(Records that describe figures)

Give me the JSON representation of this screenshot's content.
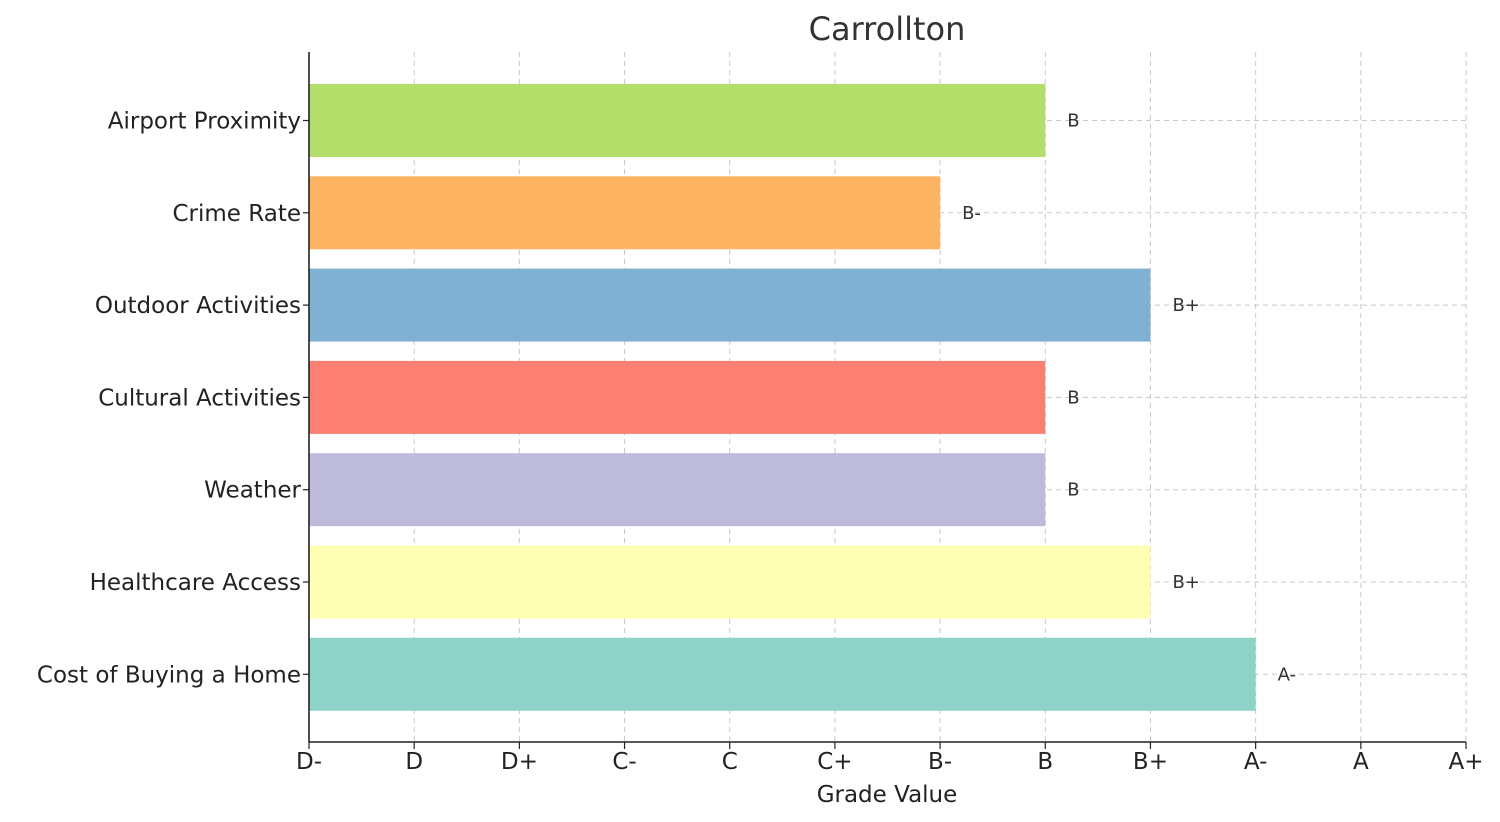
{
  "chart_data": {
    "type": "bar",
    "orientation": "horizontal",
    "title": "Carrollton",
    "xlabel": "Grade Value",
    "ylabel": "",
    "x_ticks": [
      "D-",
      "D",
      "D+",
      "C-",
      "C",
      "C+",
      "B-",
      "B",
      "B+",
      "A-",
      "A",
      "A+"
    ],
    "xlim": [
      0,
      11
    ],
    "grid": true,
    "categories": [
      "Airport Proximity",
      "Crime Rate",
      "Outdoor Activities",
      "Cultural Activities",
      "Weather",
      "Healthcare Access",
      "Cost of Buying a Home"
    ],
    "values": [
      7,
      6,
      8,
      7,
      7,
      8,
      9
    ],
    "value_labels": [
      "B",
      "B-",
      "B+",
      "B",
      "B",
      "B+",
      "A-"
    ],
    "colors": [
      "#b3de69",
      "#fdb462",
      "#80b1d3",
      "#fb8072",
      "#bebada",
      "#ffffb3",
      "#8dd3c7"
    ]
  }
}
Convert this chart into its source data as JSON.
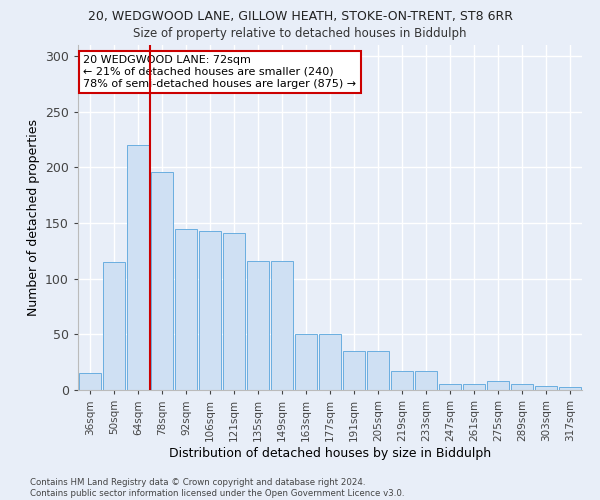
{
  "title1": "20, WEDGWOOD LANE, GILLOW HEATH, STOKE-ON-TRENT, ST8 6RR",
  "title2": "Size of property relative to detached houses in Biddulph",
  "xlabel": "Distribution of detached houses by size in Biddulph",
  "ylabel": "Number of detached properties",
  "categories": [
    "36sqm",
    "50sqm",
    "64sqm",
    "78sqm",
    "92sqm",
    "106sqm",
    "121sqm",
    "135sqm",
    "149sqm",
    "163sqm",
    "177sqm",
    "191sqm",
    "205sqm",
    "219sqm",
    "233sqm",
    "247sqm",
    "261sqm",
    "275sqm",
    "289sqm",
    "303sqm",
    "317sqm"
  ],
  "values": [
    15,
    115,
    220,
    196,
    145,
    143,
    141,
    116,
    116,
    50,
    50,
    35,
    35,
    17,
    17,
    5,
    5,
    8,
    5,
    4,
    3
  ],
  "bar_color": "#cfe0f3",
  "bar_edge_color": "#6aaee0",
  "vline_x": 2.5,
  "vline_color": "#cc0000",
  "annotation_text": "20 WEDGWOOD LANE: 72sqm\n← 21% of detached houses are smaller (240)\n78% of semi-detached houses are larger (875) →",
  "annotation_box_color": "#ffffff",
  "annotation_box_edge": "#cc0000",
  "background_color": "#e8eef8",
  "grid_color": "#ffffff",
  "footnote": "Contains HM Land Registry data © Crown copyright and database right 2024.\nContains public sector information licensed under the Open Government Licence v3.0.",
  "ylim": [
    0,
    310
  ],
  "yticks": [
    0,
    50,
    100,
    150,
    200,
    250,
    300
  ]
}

#### INSTRUCTION
Pick out all lines containing the string "ylabel".

#### FINISHED EXERCISE
    "ylabel": "",
  "ylabel": "Number of detached properties",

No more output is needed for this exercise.